━━ Listing
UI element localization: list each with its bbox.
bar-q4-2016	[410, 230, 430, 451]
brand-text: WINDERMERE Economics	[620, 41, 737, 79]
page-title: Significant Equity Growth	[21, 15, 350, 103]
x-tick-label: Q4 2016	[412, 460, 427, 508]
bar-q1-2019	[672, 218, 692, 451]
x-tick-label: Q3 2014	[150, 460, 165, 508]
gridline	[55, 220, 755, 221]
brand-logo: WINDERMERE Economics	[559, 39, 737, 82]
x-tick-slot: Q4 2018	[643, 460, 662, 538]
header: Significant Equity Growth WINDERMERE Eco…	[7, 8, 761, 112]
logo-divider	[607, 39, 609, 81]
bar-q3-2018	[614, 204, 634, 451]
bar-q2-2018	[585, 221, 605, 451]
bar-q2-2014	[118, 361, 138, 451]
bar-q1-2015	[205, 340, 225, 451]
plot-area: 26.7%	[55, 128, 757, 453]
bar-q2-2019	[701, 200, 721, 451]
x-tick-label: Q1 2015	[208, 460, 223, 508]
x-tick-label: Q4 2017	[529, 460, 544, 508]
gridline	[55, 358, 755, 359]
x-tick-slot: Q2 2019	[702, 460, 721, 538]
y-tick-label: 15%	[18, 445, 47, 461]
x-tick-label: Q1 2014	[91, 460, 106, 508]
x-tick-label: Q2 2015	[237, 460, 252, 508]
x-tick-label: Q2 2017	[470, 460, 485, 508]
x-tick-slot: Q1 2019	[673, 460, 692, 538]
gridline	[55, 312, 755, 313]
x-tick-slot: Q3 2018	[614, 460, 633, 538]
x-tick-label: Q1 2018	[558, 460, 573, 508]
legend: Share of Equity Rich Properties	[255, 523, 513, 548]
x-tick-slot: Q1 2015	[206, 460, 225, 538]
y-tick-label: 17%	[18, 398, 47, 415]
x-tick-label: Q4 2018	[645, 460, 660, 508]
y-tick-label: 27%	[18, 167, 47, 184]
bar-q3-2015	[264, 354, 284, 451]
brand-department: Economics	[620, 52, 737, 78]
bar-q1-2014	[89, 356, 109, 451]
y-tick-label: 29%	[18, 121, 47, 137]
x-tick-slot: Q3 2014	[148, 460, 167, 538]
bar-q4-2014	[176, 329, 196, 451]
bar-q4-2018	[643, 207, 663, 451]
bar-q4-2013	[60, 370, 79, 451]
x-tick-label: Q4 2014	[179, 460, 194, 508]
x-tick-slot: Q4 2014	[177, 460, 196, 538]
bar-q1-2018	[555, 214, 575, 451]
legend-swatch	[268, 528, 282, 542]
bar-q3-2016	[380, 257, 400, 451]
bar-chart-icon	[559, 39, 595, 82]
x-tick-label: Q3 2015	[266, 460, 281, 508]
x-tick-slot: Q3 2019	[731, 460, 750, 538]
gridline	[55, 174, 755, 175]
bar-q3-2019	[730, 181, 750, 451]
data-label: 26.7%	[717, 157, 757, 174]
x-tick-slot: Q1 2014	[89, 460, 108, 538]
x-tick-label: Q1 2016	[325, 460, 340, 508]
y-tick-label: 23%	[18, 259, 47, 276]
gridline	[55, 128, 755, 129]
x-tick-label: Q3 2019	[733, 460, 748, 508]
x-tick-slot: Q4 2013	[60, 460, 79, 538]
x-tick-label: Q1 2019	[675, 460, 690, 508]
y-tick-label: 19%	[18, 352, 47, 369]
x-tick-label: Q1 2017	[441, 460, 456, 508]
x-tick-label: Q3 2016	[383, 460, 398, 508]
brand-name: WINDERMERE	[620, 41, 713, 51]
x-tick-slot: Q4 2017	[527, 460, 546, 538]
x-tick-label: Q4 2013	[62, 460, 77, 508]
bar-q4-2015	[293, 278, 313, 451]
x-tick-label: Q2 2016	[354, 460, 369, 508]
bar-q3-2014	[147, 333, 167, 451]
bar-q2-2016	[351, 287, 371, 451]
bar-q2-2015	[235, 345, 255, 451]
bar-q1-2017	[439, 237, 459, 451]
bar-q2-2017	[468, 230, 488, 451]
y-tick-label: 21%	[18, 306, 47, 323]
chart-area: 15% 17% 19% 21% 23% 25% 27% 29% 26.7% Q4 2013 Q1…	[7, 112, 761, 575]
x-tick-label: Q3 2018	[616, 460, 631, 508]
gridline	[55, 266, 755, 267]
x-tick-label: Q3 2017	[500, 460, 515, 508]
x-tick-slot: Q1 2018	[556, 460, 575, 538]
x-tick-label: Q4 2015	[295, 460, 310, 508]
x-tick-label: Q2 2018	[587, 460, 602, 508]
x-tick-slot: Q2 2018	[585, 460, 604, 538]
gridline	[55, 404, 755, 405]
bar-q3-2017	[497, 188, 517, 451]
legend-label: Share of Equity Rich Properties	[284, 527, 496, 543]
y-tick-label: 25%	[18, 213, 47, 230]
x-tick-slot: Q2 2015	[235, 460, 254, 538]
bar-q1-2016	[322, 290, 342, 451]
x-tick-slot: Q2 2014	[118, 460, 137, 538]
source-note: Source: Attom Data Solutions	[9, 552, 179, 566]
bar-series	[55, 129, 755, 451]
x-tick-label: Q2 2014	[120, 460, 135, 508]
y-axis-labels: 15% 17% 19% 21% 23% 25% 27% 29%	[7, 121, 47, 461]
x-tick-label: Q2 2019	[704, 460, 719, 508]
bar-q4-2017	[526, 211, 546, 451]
━━━━
*Requirement*:
Render each line of the data above as one string in a JSON list, skipping any blank lines.

*Complete answer*:
[
  "UI element localization: list each with its bbox.",
  "bar-q4-2016\t[410, 230, 430, 451]",
  "brand-text: WINDERMERE Economics\t[620, 41, 737, 79]",
  "page-title: Significant Equity Growth\t[21, 15, 350, 103]",
  "x-tick-label: Q4 2016\t[412, 460, 427, 508]",
  "bar-q1-2019\t[672, 218, 692, 451]",
  "x-tick-label: Q3 2014\t[150, 460, 165, 508]",
  "gridline\t[55, 220, 755, 221]",
  "brand-logo: WINDERMERE Economics\t[559, 39, 737, 82]",
  "x-tick-slot: Q4 2018\t[643, 460, 662, 538]",
  "header: Significant Equity Growth WINDERMERE Eco…\t[7, 8, 761, 112]",
  "logo-divider\t[607, 39, 609, 81]",
  "bar-q3-2018\t[614, 204, 634, 451]",
  "bar-q2-2018\t[585, 221, 605, 451]",
  "bar-q2-2014\t[118, 361, 138, 451]",
  "bar-q1-2015\t[205, 340, 225, 451]",
  "plot-area: 26.7%\t[55, 128, 757, 453]",
  "bar-q2-2019\t[701, 200, 721, 451]",
  "x-tick-label: Q1 2015\t[208, 460, 223, 508]",
  "x-tick-label: Q4 2017\t[529, 460, 544, 508]",
  "gridline\t[55, 358, 755, 359]",
  "x-tick-slot: Q2 2019\t[702, 460, 721, 538]",
  "y-tick-label: 15%\t[18, 445, 47, 461]",
  "x-tick-label: Q1 2014\t[91, 460, 106, 508]",
  "x-tick-label: Q2 2015\t[237, 460, 252, 508]",
  "x-tick-label: Q2 2017\t[470, 460, 485, 508]",
  "x-tick-slot: Q1 2019\t[673, 460, 692, 538]",
  "gridline\t[55, 312, 755, 313]",
  "x-tick-slot: Q3 2018\t[614, 460, 633, 538]",
  "x-tick-label: Q1 2018\t[558, 460, 573, 508]",
  "legend: Share of Equity Rich Properties\t[255, 523, 513, 548]",
  "x-tick-slot: Q1 2015\t[206, 460, 225, 538]",
  "y-tick-label: 17%\t[18, 398, 47, 415]",
  "x-tick-label: Q4 2018\t[645, 460, 660, 508]",
  "y-tick-label: 27%\t[18, 167, 47, 184]",
  "bar-q3-2015\t[264, 354, 284, 451]",
  "brand-department: Economics\t[620, 52, 737, 78]",
  "bar-q1-2014\t[89, 356, 109, 451]",
  "y-tick-label: 29%\t[18, 121, 47, 137]",
  "x-tick-slot: Q3 2014\t[148, 460, 167, 538]",
  "bar-q4-2014\t[176, 329, 196, 451]",
  "bar-q4-2018\t[643, 207, 663, 451]",
  "bar-q4-2013\t[60, 370, 79, 451]",
  "x-tick-label: Q4 2014\t[179, 460, 194, 508]",
  "x-tick-slot: Q4 2014\t[177, 460, 196, 538]",
  "bar-q1-2018\t[555, 214, 575, 451]",
  "legend-swatch\t[268, 528, 282, 542]",
  "bar-q3-2016\t[380, 257, 400, 451]",
  "bar-chart-icon\t[559, 39, 595, 82]",
  "x-tick-label: Q3 2015\t[266, 460, 281, 508]",
  "x-tick-slot: Q3 2019\t[731, 460, 750, 538]",
  "gridline\t[55, 174, 755, 175]",
  "bar-q3-2019\t[730, 181, 750, 451]",
  "data-label: 26.7%\t[717, 157, 757, 174]",
  "x-tick-slot: Q1 2014\t[89, 460, 108, 538]",
  "x-tick-label: Q1 2016\t[325, 460, 340, 508]",
  "y-tick-label: 23%\t[18, 259, 47, 276]",
  "gridline\t[55, 128, 755, 129]",
  "x-tick-label: Q3 2019\t[733, 460, 748, 508]",
  "x-tick-slot: Q4 2013\t[60, 460, 79, 538]",
  "x-tick-label: Q1 2019\t[675, 460, 690, 508]",
  "y-tick-label: 19%\t[18, 352, 47, 369]",
  "x-tick-label: Q1 2017\t[441, 460, 456, 508]",
  "x-tick-label: Q3 2016\t[383, 460, 398, 508]",
  "brand-name: WINDERMERE\t[620, 41, 713, 51]",
  "x-tick-slot: Q4 2017\t[527, 460, 546, 538]",
  "x-tick-label: Q4 2013\t[62, 460, 77, 508]",
  "bar-q4-2015\t[293, 278, 313, 451]",
  "x-tick-label: Q2 2016\t[354, 460, 369, 508]",
  "bar-q3-2014\t[147, 333, 167, 451]",
  "bar-q2-2016\t[351, 287, 371, 451]",
  "bar-q2-2015\t[235, 345, 255, 451]",
  "bar-q1-2017\t[439, 237, 459, 451]",
  "bar-q2-2017\t[468, 230, 488, 451]",
  "y-tick-label: 21%\t[18, 306, 47, 323]",
  "chart-area: 15% 17% 19% 21% 23% 25% 27% 29% 26.7% Q4 2013 Q1…\t[7, 112, 761, 575]",
  "x-tick-label: Q3 2018\t[616, 460, 631, 508]",
  "gridline\t[55, 266, 755, 267]",
  "x-tick-label: Q3 2017\t[500, 460, 515, 508]",
  "x-tick-slot: Q1 2018\t[556, 460, 575, 538]",
  "x-tick-label: Q4 2015\t[295, 460, 310, 508]",
  "x-tick-label: Q2 2018\t[587, 460, 602, 508]",
  "x-tick-slot: Q2 2018\t[585, 460, 604, 538]",
  "gridline\t[55, 404, 755, 405]",
  "bar-q3-2017\t[497, 188, 517, 451]",
  "legend-label: Share of Equity Rich Properties\t[284, 527, 496, 543]",
  "y-tick-label: 25%\t[18, 213, 47, 230]",
  "x-tick-slot: Q2 2015\t[235, 460, 254, 538]",
  "bar-q1-2016\t[322, 290, 342, 451]",
  "x-tick-slot: Q2 2014\t[118, 460, 137, 538]",
  "source-note: Source: Attom Data Solutions\t[9, 552, 179, 566]",
  "bar-series\t[55, 129, 755, 451]",
  "x-tick-label: Q2 2014\t[120, 460, 135, 508]",
  "y-axis-labels: 15% 17% 19% 21% 23% 25% 27% 29%\t[7, 121, 47, 461]",
  "x-tick-label: Q2 2019\t[704, 460, 719, 508]",
  "bar-q4-2017\t[526, 211, 546, 451]"
]